--- begin Supplied data ---
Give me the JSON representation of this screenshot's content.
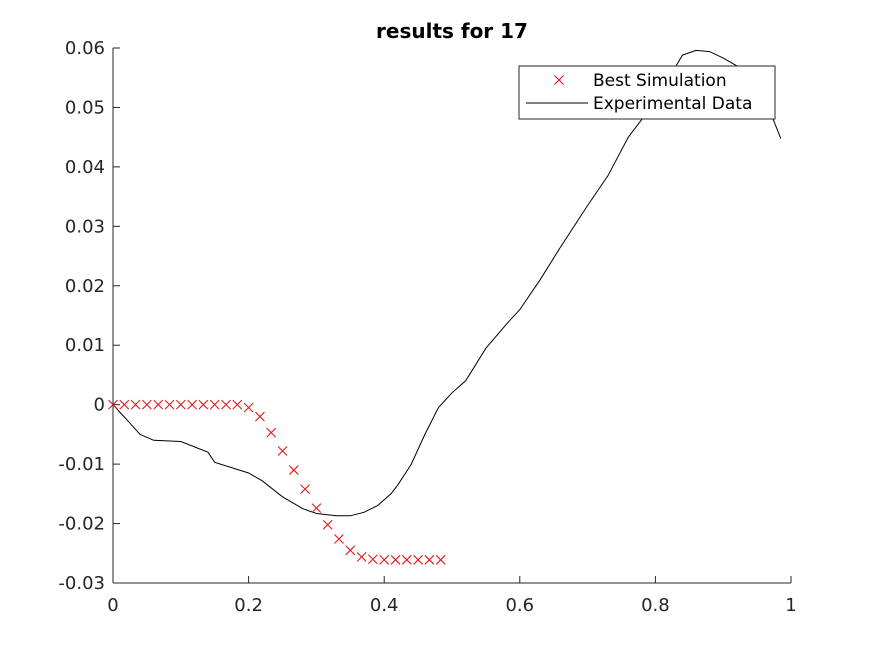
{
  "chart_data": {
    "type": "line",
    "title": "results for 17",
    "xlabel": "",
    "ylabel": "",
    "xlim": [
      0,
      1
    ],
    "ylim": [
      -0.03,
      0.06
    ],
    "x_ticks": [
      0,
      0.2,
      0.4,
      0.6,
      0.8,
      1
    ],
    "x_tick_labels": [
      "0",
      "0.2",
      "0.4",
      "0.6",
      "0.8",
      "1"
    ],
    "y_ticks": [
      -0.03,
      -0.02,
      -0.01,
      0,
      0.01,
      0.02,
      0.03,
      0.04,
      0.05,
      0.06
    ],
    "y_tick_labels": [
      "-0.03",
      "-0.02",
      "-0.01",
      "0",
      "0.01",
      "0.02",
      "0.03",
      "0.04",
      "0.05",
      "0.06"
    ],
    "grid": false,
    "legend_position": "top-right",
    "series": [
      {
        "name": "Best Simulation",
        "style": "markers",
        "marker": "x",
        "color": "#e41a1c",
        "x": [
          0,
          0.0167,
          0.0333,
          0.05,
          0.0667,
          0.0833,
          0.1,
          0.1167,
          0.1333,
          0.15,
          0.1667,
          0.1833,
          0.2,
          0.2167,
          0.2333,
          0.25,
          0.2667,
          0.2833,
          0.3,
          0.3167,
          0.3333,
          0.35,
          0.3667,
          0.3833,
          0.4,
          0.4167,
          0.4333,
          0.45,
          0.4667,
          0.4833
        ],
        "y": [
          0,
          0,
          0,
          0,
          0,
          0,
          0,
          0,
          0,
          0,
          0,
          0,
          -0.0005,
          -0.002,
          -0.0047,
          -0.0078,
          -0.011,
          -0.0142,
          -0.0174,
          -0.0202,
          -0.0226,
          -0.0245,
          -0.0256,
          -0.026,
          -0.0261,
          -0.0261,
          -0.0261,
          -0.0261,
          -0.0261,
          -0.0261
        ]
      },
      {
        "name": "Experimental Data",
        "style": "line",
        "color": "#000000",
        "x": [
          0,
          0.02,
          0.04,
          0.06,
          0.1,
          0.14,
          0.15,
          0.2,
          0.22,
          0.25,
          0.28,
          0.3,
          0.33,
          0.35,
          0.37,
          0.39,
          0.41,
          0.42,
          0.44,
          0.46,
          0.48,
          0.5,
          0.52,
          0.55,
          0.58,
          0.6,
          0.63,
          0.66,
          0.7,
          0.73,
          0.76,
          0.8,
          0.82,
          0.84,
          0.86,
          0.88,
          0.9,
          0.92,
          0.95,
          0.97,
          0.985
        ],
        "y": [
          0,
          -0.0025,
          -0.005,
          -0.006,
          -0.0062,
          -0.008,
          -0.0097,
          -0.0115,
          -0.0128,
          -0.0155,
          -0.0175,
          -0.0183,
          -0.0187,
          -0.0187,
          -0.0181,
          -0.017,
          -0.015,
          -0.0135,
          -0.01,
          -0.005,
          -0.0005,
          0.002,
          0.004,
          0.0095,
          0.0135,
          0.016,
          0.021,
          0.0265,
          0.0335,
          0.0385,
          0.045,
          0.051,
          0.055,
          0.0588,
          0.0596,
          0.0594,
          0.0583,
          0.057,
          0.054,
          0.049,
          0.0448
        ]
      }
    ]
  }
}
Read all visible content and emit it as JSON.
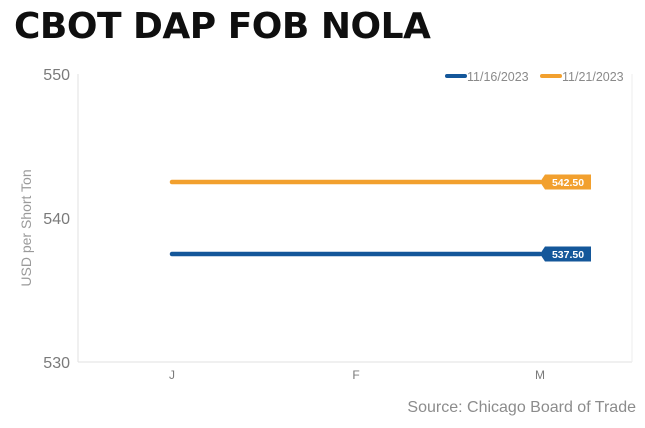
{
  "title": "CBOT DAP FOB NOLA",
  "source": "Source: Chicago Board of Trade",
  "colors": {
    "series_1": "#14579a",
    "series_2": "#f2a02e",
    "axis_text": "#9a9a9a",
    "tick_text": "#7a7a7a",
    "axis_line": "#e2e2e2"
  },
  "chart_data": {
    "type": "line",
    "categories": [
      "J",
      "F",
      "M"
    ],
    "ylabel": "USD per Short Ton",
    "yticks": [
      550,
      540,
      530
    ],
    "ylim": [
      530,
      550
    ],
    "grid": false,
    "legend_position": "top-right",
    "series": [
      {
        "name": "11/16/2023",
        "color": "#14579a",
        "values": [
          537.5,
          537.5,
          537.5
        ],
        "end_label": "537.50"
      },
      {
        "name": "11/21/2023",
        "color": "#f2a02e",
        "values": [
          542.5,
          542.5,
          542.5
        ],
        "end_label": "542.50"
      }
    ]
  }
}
--- end Supplied data ---
Instructions to follow: Copy the material exactly. Do not include the pictures.

The reply:
Give me the JSON representation of this screenshot's content.
{
  "chart_data": {
    "type": "line",
    "title": "results for 17",
    "xlabel": "",
    "ylabel": "",
    "xlim": [
      0,
      1
    ],
    "ylim": [
      -0.03,
      0.06
    ],
    "x_ticks": [
      0,
      0.2,
      0.4,
      0.6,
      0.8,
      1
    ],
    "x_tick_labels": [
      "0",
      "0.2",
      "0.4",
      "0.6",
      "0.8",
      "1"
    ],
    "y_ticks": [
      -0.03,
      -0.02,
      -0.01,
      0,
      0.01,
      0.02,
      0.03,
      0.04,
      0.05,
      0.06
    ],
    "y_tick_labels": [
      "-0.03",
      "-0.02",
      "-0.01",
      "0",
      "0.01",
      "0.02",
      "0.03",
      "0.04",
      "0.05",
      "0.06"
    ],
    "grid": false,
    "legend_position": "top-right",
    "series": [
      {
        "name": "Best Simulation",
        "style": "markers",
        "marker": "x",
        "color": "#e41a1c",
        "x": [
          0,
          0.0167,
          0.0333,
          0.05,
          0.0667,
          0.0833,
          0.1,
          0.1167,
          0.1333,
          0.15,
          0.1667,
          0.1833,
          0.2,
          0.2167,
          0.2333,
          0.25,
          0.2667,
          0.2833,
          0.3,
          0.3167,
          0.3333,
          0.35,
          0.3667,
          0.3833,
          0.4,
          0.4167,
          0.4333,
          0.45,
          0.4667,
          0.4833
        ],
        "y": [
          0,
          0,
          0,
          0,
          0,
          0,
          0,
          0,
          0,
          0,
          0,
          0,
          -0.0005,
          -0.002,
          -0.0047,
          -0.0078,
          -0.011,
          -0.0142,
          -0.0174,
          -0.0202,
          -0.0226,
          -0.0245,
          -0.0256,
          -0.026,
          -0.0261,
          -0.0261,
          -0.0261,
          -0.0261,
          -0.0261,
          -0.0261
        ]
      },
      {
        "name": "Experimental Data",
        "style": "line",
        "color": "#000000",
        "x": [
          0,
          0.02,
          0.04,
          0.06,
          0.1,
          0.14,
          0.15,
          0.2,
          0.22,
          0.25,
          0.28,
          0.3,
          0.33,
          0.35,
          0.37,
          0.39,
          0.41,
          0.42,
          0.44,
          0.46,
          0.48,
          0.5,
          0.52,
          0.55,
          0.58,
          0.6,
          0.63,
          0.66,
          0.7,
          0.73,
          0.76,
          0.8,
          0.82,
          0.84,
          0.86,
          0.88,
          0.9,
          0.92,
          0.95,
          0.97,
          0.985
        ],
        "y": [
          0,
          -0.0025,
          -0.005,
          -0.006,
          -0.0062,
          -0.008,
          -0.0097,
          -0.0115,
          -0.0128,
          -0.0155,
          -0.0175,
          -0.0183,
          -0.0187,
          -0.0187,
          -0.0181,
          -0.017,
          -0.015,
          -0.0135,
          -0.01,
          -0.005,
          -0.0005,
          0.002,
          0.004,
          0.0095,
          0.0135,
          0.016,
          0.021,
          0.0265,
          0.0335,
          0.0385,
          0.045,
          0.051,
          0.055,
          0.0588,
          0.0596,
          0.0594,
          0.0583,
          0.057,
          0.054,
          0.049,
          0.0448
        ]
      }
    ]
  }
}
Read all visible content and emit it as JSON.
{
  "title": "CBOT DAP FOB NOLA",
  "source": "Source: Chicago Board of Trade",
  "colors": {
    "series_1": "#14579a",
    "series_2": "#f2a02e",
    "axis_text": "#9a9a9a",
    "tick_text": "#7a7a7a",
    "axis_line": "#e2e2e2"
  },
  "chart_data": {
    "type": "line",
    "categories": [
      "J",
      "F",
      "M"
    ],
    "ylabel": "USD per Short Ton",
    "yticks": [
      550,
      540,
      530
    ],
    "ylim": [
      530,
      550
    ],
    "grid": false,
    "legend_position": "top-right",
    "series": [
      {
        "name": "11/16/2023",
        "color": "#14579a",
        "values": [
          537.5,
          537.5,
          537.5
        ],
        "end_label": "537.50"
      },
      {
        "name": "11/21/2023",
        "color": "#f2a02e",
        "values": [
          542.5,
          542.5,
          542.5
        ],
        "end_label": "542.50"
      }
    ]
  }
}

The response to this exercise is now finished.